**TO DO**
Your answer should be a single number: the count of lines that include the word "JSON".

**GIVEN ENTRIES**
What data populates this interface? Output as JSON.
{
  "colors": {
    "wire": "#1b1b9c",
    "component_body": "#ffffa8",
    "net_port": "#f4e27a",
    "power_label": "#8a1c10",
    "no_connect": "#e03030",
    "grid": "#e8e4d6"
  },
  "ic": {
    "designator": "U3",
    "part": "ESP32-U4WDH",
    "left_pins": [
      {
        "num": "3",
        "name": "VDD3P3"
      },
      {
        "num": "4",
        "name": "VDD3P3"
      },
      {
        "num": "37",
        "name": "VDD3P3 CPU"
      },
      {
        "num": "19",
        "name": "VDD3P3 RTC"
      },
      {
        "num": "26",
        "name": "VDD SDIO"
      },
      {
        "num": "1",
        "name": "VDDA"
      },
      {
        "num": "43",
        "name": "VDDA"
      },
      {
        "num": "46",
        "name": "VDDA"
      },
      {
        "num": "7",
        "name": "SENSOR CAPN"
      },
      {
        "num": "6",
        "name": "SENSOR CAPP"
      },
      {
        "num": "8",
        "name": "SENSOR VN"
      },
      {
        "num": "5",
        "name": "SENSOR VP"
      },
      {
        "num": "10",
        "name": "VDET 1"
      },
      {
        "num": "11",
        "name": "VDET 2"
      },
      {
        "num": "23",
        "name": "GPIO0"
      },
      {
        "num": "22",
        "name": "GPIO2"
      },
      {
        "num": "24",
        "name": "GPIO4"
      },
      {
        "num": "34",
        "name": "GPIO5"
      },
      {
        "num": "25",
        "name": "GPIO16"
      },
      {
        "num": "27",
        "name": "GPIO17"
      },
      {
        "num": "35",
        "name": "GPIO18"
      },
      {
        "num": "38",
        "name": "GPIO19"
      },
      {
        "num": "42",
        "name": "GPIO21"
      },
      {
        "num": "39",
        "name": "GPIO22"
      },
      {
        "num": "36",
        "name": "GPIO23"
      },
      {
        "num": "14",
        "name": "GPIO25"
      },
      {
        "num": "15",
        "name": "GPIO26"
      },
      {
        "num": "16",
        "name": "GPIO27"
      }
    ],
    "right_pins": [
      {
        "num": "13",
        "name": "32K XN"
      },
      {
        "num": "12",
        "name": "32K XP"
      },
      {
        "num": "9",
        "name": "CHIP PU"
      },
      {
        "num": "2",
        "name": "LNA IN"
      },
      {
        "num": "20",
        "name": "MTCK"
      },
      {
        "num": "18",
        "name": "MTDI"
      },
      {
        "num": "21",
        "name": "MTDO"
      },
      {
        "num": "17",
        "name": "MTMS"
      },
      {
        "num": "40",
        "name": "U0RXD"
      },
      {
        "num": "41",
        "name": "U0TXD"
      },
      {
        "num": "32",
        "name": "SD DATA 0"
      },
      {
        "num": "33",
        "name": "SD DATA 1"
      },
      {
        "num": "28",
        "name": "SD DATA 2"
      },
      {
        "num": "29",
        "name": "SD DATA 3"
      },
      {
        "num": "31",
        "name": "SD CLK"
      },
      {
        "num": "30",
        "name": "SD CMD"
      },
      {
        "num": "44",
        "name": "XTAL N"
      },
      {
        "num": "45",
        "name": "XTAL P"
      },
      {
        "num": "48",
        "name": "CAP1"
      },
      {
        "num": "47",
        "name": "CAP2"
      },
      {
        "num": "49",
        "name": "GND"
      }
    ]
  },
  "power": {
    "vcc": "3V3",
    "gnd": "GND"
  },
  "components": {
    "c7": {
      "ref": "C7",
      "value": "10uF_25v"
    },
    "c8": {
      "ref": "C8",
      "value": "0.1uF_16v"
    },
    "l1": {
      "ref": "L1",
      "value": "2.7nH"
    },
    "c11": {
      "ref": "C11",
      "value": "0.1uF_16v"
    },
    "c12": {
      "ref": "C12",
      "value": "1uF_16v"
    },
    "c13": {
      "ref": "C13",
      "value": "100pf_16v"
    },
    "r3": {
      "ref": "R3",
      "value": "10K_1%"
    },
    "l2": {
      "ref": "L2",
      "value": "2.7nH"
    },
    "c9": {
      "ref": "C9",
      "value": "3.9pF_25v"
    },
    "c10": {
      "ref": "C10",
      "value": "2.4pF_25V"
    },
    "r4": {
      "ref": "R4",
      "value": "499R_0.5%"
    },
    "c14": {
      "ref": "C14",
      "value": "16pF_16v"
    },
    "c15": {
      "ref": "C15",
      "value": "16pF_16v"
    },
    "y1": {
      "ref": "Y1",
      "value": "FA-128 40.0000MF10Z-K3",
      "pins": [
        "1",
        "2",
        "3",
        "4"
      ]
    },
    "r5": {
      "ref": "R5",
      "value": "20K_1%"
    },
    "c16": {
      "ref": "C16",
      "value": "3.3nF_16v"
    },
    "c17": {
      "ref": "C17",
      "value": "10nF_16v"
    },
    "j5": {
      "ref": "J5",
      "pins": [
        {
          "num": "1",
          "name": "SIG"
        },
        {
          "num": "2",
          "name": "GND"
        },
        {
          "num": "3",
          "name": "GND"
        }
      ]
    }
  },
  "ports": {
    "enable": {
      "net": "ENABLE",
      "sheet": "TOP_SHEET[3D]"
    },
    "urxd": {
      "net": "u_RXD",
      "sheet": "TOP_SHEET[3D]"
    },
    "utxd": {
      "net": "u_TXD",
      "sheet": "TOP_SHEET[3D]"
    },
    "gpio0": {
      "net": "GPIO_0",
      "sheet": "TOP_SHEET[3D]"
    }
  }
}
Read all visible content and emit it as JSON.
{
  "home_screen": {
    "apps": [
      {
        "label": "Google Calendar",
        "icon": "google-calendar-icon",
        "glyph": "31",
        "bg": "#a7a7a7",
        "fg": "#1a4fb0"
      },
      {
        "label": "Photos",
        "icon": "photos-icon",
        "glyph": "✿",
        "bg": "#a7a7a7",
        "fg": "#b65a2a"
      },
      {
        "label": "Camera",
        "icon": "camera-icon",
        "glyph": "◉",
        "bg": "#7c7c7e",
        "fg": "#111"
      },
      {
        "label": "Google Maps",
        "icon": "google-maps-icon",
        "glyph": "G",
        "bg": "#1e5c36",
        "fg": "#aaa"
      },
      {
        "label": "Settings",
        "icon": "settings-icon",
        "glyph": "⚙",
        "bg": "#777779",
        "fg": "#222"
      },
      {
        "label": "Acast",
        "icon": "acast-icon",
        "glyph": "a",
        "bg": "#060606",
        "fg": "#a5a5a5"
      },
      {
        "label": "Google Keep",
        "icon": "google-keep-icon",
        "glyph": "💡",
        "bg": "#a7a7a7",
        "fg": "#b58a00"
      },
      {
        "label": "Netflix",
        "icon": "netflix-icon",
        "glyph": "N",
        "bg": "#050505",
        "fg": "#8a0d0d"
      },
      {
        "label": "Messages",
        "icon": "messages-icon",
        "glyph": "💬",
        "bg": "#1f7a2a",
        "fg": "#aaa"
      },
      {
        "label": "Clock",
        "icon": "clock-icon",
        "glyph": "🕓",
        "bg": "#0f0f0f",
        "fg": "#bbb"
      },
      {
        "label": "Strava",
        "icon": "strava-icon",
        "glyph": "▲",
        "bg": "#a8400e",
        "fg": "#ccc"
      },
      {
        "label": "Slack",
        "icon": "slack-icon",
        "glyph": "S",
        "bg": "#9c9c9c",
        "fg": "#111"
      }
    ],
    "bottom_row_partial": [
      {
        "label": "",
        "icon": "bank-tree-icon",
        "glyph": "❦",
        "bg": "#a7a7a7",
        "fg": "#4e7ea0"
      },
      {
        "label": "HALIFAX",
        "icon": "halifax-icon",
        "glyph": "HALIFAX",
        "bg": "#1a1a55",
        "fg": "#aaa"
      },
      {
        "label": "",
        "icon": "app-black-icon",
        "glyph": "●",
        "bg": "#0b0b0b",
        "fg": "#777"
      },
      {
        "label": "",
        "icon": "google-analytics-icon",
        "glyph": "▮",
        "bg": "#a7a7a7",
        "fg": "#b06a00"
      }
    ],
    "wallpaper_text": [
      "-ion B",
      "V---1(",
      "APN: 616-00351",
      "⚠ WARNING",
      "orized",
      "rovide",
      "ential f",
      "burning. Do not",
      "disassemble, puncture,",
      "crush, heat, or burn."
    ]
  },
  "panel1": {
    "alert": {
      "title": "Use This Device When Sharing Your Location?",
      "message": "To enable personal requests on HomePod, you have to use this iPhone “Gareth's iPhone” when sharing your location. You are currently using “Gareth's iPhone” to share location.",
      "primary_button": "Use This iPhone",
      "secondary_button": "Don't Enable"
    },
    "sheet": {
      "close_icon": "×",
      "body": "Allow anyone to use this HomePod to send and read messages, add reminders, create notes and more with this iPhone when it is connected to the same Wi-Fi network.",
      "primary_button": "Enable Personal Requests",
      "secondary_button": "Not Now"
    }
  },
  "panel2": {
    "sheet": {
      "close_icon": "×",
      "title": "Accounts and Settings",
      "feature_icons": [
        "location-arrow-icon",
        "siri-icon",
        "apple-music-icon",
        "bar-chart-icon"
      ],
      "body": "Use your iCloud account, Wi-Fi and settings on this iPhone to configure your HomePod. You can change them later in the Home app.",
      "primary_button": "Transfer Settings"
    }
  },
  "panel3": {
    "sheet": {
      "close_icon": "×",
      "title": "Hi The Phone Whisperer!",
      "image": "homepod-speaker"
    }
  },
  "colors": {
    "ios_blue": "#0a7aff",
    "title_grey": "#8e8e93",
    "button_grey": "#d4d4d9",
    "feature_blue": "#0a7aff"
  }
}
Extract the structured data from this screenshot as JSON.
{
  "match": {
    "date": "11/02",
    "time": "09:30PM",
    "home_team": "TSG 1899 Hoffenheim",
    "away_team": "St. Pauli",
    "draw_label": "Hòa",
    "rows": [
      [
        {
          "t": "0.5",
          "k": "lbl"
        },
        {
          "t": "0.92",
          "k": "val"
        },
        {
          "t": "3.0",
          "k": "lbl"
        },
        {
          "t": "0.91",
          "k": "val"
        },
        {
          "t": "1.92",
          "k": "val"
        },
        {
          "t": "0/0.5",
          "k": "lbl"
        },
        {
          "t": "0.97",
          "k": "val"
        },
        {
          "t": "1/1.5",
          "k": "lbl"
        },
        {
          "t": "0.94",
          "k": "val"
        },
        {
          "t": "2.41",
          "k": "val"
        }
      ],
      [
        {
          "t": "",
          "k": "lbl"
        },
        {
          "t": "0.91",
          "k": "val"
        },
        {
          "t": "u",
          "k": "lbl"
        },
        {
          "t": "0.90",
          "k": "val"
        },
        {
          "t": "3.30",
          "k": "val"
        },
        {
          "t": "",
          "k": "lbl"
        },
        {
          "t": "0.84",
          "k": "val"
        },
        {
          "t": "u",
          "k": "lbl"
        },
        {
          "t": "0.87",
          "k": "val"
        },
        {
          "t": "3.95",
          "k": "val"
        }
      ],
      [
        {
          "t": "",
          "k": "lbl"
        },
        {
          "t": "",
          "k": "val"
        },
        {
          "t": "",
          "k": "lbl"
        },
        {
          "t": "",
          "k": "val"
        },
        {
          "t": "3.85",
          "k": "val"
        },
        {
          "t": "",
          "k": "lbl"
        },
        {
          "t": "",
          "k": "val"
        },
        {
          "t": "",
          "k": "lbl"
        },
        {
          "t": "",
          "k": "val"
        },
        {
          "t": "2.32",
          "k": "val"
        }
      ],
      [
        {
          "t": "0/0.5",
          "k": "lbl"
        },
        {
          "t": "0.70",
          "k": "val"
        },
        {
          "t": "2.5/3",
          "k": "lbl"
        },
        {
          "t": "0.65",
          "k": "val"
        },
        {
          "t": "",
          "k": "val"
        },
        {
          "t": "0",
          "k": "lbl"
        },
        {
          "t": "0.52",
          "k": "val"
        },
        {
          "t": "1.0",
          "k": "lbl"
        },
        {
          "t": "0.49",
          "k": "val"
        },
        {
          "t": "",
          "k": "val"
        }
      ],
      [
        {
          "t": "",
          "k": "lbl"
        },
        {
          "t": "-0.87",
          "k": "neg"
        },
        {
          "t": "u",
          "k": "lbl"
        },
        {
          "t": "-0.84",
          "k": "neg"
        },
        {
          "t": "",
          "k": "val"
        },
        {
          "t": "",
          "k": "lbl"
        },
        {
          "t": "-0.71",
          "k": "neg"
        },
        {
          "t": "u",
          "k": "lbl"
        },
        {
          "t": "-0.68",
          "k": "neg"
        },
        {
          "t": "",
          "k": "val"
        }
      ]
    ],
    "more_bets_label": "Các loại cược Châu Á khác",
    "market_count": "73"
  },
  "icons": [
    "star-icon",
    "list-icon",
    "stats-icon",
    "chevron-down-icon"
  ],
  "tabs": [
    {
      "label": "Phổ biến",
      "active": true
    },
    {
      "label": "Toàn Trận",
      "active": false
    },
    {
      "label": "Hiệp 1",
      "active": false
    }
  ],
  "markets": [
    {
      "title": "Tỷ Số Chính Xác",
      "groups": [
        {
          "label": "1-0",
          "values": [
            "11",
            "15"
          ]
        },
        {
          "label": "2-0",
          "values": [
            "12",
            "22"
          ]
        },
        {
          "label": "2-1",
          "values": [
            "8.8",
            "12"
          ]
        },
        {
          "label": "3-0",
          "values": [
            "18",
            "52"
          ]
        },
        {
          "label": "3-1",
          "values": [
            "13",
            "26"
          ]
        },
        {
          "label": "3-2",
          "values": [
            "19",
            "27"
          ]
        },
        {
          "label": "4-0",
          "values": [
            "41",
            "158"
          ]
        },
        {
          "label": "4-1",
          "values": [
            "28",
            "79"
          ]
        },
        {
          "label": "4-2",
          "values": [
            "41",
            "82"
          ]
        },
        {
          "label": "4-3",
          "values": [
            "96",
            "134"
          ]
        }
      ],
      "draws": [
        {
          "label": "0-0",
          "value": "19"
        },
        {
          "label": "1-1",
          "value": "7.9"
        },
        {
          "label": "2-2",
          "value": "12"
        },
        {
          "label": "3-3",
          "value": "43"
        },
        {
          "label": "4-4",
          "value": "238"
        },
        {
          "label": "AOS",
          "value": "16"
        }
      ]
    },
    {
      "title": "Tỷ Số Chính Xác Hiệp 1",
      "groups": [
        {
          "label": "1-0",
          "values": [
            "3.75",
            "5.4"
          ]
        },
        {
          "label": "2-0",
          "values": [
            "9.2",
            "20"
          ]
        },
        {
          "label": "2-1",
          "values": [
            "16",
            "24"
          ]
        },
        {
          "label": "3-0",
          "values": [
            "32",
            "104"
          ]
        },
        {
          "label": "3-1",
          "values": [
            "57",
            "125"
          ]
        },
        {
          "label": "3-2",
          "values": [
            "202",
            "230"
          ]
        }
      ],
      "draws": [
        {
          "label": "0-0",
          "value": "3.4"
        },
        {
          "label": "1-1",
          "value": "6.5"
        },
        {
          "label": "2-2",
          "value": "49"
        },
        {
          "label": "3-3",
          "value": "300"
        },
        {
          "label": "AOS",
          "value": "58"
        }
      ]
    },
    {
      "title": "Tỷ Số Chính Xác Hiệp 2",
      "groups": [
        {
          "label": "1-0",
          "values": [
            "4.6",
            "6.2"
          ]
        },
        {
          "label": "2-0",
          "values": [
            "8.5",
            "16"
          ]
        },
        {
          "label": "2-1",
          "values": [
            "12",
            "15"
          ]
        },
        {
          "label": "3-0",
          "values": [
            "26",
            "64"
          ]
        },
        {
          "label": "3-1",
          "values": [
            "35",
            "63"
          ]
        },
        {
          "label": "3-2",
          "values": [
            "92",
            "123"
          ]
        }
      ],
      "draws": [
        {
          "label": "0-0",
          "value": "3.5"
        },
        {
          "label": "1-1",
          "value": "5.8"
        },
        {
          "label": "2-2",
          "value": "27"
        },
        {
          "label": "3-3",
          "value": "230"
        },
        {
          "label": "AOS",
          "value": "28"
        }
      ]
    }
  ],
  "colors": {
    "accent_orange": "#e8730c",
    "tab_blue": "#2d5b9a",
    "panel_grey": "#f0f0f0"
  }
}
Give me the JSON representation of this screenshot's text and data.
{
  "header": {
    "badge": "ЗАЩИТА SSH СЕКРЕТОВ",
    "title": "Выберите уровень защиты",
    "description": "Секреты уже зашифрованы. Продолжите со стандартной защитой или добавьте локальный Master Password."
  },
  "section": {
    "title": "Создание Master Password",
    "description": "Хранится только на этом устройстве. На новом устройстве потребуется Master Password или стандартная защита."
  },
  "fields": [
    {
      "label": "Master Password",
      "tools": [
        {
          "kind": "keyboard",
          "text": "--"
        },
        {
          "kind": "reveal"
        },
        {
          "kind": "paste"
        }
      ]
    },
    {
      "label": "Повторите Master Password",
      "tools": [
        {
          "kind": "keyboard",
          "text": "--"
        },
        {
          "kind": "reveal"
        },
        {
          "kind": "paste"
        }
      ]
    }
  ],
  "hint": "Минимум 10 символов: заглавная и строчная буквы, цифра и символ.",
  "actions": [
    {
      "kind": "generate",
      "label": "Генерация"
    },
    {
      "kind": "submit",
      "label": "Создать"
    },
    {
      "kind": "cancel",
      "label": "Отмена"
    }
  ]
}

**ANSWER**
4